### DATA EXTRACT
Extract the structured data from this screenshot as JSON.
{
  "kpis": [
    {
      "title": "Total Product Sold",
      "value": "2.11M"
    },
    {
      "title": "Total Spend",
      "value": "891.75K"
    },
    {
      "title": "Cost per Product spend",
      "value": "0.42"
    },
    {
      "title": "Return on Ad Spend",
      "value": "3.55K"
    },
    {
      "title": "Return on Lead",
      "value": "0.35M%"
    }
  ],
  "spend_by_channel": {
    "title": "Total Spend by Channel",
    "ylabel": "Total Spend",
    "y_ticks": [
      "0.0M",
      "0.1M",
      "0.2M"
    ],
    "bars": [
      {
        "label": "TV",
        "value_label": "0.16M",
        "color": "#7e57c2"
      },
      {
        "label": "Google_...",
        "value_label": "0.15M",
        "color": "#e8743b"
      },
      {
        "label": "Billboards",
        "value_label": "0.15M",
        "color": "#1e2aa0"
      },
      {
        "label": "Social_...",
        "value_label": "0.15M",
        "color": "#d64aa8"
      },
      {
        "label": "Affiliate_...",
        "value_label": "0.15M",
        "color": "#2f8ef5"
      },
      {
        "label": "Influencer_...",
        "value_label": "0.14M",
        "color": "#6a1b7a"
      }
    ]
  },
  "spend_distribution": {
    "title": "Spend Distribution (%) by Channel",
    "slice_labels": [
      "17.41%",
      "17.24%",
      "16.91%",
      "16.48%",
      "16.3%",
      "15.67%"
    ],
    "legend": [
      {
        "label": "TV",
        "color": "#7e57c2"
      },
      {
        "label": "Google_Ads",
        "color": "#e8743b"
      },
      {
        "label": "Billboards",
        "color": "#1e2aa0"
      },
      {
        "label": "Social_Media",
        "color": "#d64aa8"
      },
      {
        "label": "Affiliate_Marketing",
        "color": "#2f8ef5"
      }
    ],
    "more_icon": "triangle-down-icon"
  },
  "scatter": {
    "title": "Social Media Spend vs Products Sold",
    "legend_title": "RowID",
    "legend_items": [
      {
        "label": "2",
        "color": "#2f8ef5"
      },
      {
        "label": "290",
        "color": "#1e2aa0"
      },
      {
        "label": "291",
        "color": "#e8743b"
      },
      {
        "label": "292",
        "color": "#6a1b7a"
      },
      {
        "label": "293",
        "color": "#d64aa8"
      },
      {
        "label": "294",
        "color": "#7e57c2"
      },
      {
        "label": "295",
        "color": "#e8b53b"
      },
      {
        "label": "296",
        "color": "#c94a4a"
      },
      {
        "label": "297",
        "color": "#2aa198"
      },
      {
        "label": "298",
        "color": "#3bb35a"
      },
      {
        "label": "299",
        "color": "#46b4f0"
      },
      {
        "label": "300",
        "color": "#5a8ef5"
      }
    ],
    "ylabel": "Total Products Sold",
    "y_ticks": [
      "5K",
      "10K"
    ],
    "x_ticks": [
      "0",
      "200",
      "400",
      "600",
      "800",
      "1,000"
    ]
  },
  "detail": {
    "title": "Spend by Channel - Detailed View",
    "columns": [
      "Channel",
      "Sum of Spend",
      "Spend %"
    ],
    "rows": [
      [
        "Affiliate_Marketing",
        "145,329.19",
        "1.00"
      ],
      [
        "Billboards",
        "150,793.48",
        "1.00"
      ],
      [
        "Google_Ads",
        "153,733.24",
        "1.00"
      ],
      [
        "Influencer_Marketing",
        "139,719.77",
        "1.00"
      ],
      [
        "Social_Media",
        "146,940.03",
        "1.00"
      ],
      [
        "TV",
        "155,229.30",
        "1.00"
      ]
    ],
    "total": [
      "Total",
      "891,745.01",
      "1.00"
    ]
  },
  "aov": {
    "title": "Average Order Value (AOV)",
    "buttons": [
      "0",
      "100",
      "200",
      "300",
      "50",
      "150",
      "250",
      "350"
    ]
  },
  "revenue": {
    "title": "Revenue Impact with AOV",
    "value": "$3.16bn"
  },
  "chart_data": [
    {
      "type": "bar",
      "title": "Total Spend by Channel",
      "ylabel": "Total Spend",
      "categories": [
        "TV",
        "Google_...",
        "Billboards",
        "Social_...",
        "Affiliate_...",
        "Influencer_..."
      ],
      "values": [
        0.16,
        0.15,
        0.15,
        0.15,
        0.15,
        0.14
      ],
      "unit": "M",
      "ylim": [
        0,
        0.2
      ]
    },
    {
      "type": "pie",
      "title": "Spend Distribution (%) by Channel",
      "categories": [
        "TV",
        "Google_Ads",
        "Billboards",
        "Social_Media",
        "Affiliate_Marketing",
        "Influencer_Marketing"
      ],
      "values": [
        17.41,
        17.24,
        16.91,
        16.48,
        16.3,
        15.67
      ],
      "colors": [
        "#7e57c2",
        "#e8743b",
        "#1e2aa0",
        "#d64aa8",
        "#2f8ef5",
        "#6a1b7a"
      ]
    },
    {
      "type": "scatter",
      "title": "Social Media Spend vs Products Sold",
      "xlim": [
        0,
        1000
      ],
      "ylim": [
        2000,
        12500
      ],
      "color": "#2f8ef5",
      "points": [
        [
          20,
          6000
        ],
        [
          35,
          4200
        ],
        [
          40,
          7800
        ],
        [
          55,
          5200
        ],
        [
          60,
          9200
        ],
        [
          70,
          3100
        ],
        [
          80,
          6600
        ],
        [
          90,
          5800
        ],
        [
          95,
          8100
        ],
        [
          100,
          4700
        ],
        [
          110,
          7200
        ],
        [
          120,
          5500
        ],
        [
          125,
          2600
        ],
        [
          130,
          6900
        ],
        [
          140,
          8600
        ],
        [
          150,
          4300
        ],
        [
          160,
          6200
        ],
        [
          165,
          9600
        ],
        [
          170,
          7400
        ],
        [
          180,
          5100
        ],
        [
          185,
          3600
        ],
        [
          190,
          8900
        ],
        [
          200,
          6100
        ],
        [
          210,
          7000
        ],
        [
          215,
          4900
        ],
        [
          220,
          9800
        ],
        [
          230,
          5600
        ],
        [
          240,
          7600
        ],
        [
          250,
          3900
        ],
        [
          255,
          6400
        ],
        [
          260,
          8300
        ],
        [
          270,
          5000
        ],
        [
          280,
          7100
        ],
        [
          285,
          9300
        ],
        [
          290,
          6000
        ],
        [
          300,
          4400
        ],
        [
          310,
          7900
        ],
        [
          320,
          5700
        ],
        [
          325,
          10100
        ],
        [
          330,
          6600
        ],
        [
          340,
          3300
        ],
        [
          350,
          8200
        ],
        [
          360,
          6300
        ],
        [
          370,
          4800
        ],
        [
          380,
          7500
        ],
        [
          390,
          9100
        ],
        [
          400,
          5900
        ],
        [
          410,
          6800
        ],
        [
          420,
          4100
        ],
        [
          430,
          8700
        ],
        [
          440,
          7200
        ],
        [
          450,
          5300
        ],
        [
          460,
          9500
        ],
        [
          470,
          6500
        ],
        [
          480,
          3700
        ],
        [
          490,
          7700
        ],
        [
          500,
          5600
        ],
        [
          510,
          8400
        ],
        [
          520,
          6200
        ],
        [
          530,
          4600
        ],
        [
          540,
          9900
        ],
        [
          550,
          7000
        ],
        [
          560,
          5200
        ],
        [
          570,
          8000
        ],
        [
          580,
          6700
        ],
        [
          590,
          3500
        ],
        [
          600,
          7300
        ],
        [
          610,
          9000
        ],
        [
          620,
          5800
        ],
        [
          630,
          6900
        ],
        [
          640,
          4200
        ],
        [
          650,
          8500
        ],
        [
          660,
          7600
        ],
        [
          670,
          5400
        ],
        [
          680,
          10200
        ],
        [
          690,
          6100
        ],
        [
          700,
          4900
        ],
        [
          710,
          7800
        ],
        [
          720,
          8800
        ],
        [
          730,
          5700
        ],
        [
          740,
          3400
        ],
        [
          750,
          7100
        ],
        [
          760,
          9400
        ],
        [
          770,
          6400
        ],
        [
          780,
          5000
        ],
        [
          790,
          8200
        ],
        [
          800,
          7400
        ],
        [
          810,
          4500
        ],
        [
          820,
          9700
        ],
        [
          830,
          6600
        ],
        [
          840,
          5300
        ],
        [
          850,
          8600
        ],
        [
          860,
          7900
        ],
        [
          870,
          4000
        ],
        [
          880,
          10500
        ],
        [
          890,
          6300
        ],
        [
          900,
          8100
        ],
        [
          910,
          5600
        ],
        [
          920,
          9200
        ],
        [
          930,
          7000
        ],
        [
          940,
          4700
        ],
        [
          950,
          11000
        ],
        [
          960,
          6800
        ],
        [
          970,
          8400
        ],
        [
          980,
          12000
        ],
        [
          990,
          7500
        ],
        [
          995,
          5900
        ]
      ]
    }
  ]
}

### WRITTEN TASK
Search the listing above for the string "Products". Copy every line that contains it.

### PROBLEM SOLUTION
    "title": "Social Media Spend vs Products Sold",
    "ylabel": "Total Products Sold",
      "title": "Social Media Spend vs Products Sold",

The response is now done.